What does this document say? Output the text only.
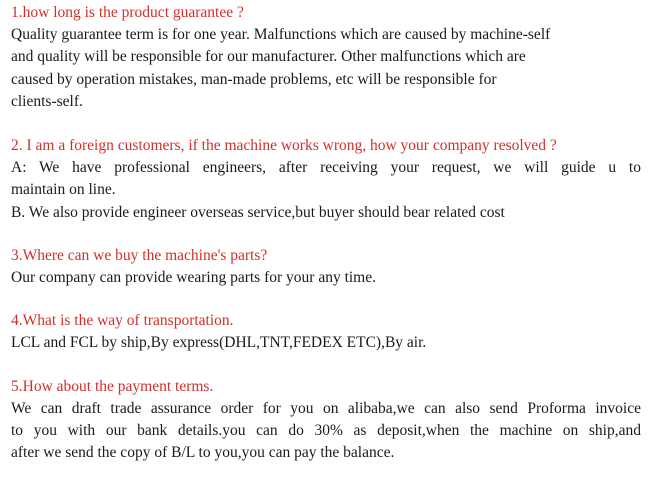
1.how long is the product guarantee ?

Quality guarantee term is for one year. Malfunctions which are caused by machine-self

and quality will be responsible for our manufacturer. Other malfunctions which are

caused by operation mistakes, man-made problems, etc will be responsible for

clients-self.

2. I am a foreign customers, if the machine works wrong, how your company resolved ?

A: We have professional engineers, after receiving your request, we will guide u to

maintain on line.

B. We also provide engineer overseas service,but buyer should bear related cost

3.Where can we buy the machine's parts?

Our company can provide wearing parts for your any time.

4.What is the way of transportation.

LCL and FCL by ship,By express(DHL,TNT,FEDEX ETC),By air.

5.How about the payment terms.

We can draft trade assurance order for you on alibaba,we can also send Proforma invoice

to you with our bank details.you can do 30% as deposit,when the machine on ship,and

after we send the copy of B/L to you,you can pay the balance.
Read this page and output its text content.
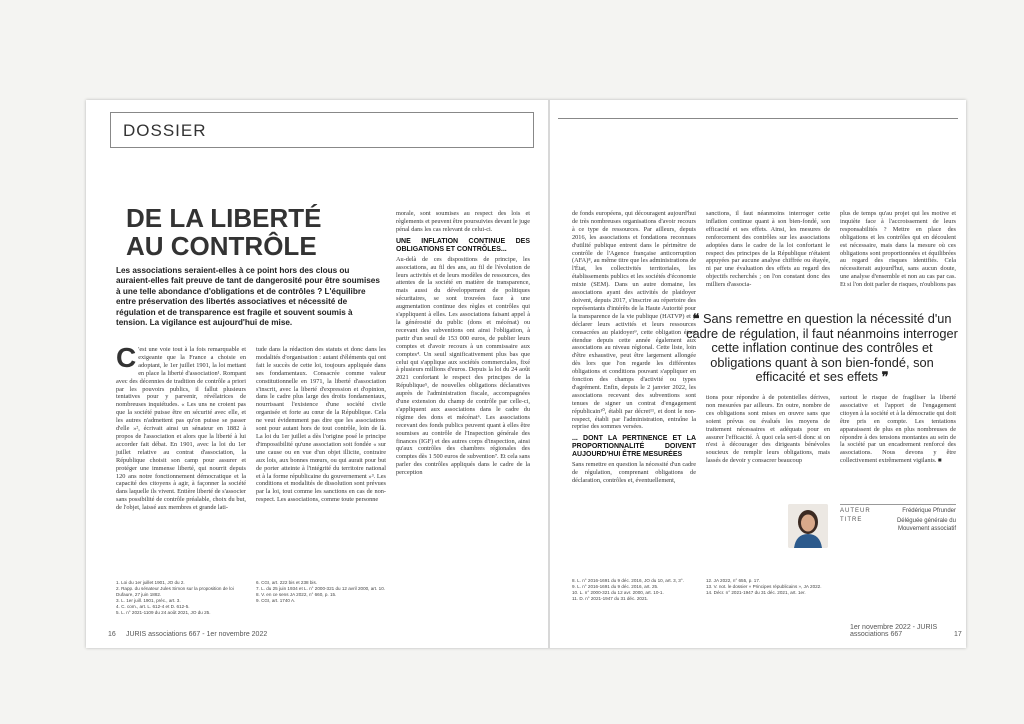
DOSSIER
DE LA LIBERTÉ
AU CONTRÔLE
Les associations seraient-elles à ce point hors des clous ou auraient-elles fait preuve de tant de dangerosité pour être soumises à une telle abondance d'obligations et de contrôles ? L'équilibre entre préservation des libertés associatives et nécessité de régulation et de transparence est fragile et souvent soumis à tension. La vigilance est aujourd'hui de mise.
C 'est une voie tout à la fois remarquable et exigeante que la France a choisie en adoptant, le 1er juillet 1901, la loi mettant en place la liberté d'association¹. Rompant avec des décennies de tradition de contrôle a priori par les pouvoirs publics, il fallut plusieurs tentatives pour y parvenir, révélatrices de nombreuses inquiétudes. « Les uns ne croient pas que la société puisse être en sécurité avec elle, et les autres n'admettent pas qu'on puisse se passer d'elle »², écrivait ainsi un sénateur en 1882 à propos de l'association et alors que la liberté à lui accorder fait débat. En 1901, avec la loi du 1er juillet relative au contrat d'association, la République choisit son camp pour assurer et protéger une immense liberté, qui nourrit depuis 120 ans notre fonctionnement démocratique et la capacité des citoyens à agir, à façonner la société dans laquelle ils vivent. Entière liberté de s'associer sans possibilité de contrôle préalable, choix du but, de l'objet, laissé aux membres et grande lati-
tude dans la rédaction des statuts et donc dans les modalités d'organisation : autant d'éléments qui ont fait le succès de cette loi, toujours appliquée dans ses fondamentaux. Consacrée comme valeur constitutionnelle en 1971, la liberté d'association s'inscrit, avec la liberté d'expression et d'opinion, dans le cadre plus large des droits fondamentaux, nourrissant l'existence d'une société civile organisée et forte au cœur de la République. Cela ne veut évidemment pas dire que les associations sont pour autant hors de tout contrôle, loin de là. La loi du 1er juillet a dès l'origine posé le principe d'impossibilité qu'une association soit fondée « sur une cause ou en vue d'un objet illicite, contraire aux lois, aux bonnes mœurs, ou qui aurait pour but de porter atteinte à l'intégrité du territoire national et à la forme républicaine du gouvernement »³. Les conditions et modalités de dissolution sont prévues par la loi, tout comme les sanctions en cas de non-respect. Les associations, comme toute personne
morale, sont soumises au respect des lois et règlements et peuvent être poursuivies devant le juge pénal dans les cas relevant de celui-ci.
UNE INFLATION CONTINUE DES OBLIGATIONS ET CONTRÔLES...
Au-delà de ces dispositions de principe, les associations, au fil des ans, au fil de l'évolution de leurs activités et de leurs modèles de ressources, des attentes de la société en matière de transparence, mais aussi du développement de politiques sécuritaires, se sont trouvées face à une augmentation continue des règles et contrôles qui s'appliquent à elles. Les associations faisant appel à la générosité du public (dons et mécénat) ou recevant des subventions ont ainsi l'obligation, à partir d'un seuil de 153 000 euros, de publier leurs comptes et d'avoir recours à un commissaire aux comptes⁴. Un seuil significativement plus bas que celui qui s'applique aux sociétés commerciales, fixé à plusieurs millions d'euros. Depuis la loi du 24 août 2021 confortant le respect des principes de la République⁵, de nouvelles obligations déclaratives auprès de l'administration fiscale, accompagnées d'une extension du champ de contrôle par celle-ci, s'appliquent aux associations dans le cadre du régime des dons et mécénat⁶. Les associations recevant des fonds publics peuvent quant à elles être soumises au contrôle de l'Inspection générale des finances (IGF) et des autres corps d'inspection, ainsi qu'aux contrôles des chambres régionales des comptes dès 1 500 euros de subvention⁷. Et cela sans parler des contrôles appliqués dans le cadre de la perception
1. Loi du 1er juillet 1901, JO du 2.
2. Rapp. du sénateur Jules Simon sur la proposition de loi Dufaure, 27 juin 1882.
3. L. 1er juill. 1901, préc., art. 3.
4. C. com., art. L. 612-4 et D. 612-5.
5. L. n° 2021-1109 du 24 août 2021, JO du 25.
6. CGI, art. 222 bis et 238 bis.
7. L. du 25 juin 1934 et L. n° 2000-321 du 12 avril 2000, art. 10.
8. V. en ce sens JA 2022, n° 660, p. 15.
9. CGI, art. 1740 A.
16 JURIS associations 667 - 1er novembre 2022
de fonds européens, qui découragent aujourd'hui de très nombreuses organisations d'avoir recours à ce type de ressources. Par ailleurs, depuis 2016, les associations et fondations reconnues d'utilité publique entrent dans le périmètre de contrôle de l'Agence française anticorruption (AFA)⁸, au même titre que les administrations de l'État, les collectivités territoriales, les établissements publics et les sociétés d'économie mixte (SEM). Dans un autre domaine, les associations ayant des activités de plaidoyer doivent, depuis 2017, s'inscrire au répertoire des représentants d'intérêts de la Haute Autorité pour la transparence de la vie publique (HATVP) et y déclarer leurs activités et leurs ressources consacrées au plaidoyer⁹, cette obligation étant étendue depuis cette année également aux associations au niveau régional. Cette liste, loin d'être exhaustive, peut être largement allongée dès lors que l'on regarde les différentes obligations et conditions pouvant s'appliquer en fonction des champs d'activité ou types d'agrément. Enfin, depuis le 2 janvier 2022, les associations recevant des subventions sont tenues de signer un contrat d'engagement républicain¹⁰, établi par décret¹¹, et dont le non-respect, établi par l'administration, entraîne la reprise des sommes versées.
... DONT LA PERTINENCE ET LA PROPORTIONNALITÉ DOIVENT AUJOURD'HUI ÊTRE MESURÉES
Sans remettre en question la nécessité d'un cadre de régulation, comprenant obligations de déclaration, contrôles et, éventuellement,
sanctions, il faut néanmoins interroger cette inflation continue quant à son bien-fondé, son efficacité et ses effets. Ainsi, les mesures de renforcement des contrôles sur les associations adoptées dans le cadre de la loi confortant le respect des principes de la République n'étaient appuyées par aucune analyse chiffrée ou étayée, ni par une évaluation des effets au regard des objectifs recherchés ; on l'on constant donc des milliers d'associa-
plus de temps qu'au projet qui les motive et inquiète face à l'accroissement de leurs responsabilités ? Mettre en place des obligations et les contrôles qui en découlent est nécessaire, mais dans la mesure où ces obligations sont proportionnées et équilibrées au regard des risques identifiés. Cela nécessiterait aujourd'hui, sans aucun doute, une analyse d'ensemble et non au cas par cas. Et si l'on doit parler de risques, n'oublions pas
❝ Sans remettre en question la nécessité d'un cadre de régulation, il faut néanmoins interroger cette inflation continue des contrôles et obligations quant à son bien-fondé, son efficacité et ses effets ❞
tions pour répondre à de potentielles dérives, non mesurées par ailleurs. En outre, nombre de ces obligations sont mises en œuvre sans que soient prévus ou évalués les moyens de traitement nécessaires et adéquats pour en assurer l'efficacité. À quoi cela sert-il donc si on n'est à décourager des dirigeants bénévoles soucieux de remplir leurs obligations, mais lassés de devoir y consacrer beaucoup
surtout le risque de fragiliser la liberté associative et l'apport de l'engagement citoyen à la société et à la démocratie qui doit être pris en compte. Les tentations apparaissent de plus en plus nombreuses de répondre à des tensions montantes au sein de la société par un encadrement renforcé des associations. Nous devons y être collectivement extrêmement vigilants. ■
AUTEUR	Frédérique Pfrunder
TITRE	Déléguée générale du Mouvement associatif
8. L. n° 2016-1691 du 9 déc. 2016, JO du 10, art. 3, 3°.
9. L. n° 2016-1691 du 9 déc. 2016, art. 25.
10. L. n° 2000-321 du 12 avr. 2000, art. 10-1.
11. D. n° 2021-1947 du 31 déc. 2021.
12. JA 2022, n° 655, p. 17.
13. V. not. le dossier « Principes républicains », JA 2022.
14. Décr. n° 2021-1947 du 31 déc. 2021, art. 1er.
1er novembre 2022 - JURIS associations 667	17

* WHAT YOU WILL DO *
Report all lines of the data above that include the string "this".

* EXPECTED ANSWER *
What does this document say? Output the text only.
Read this page and output its text content.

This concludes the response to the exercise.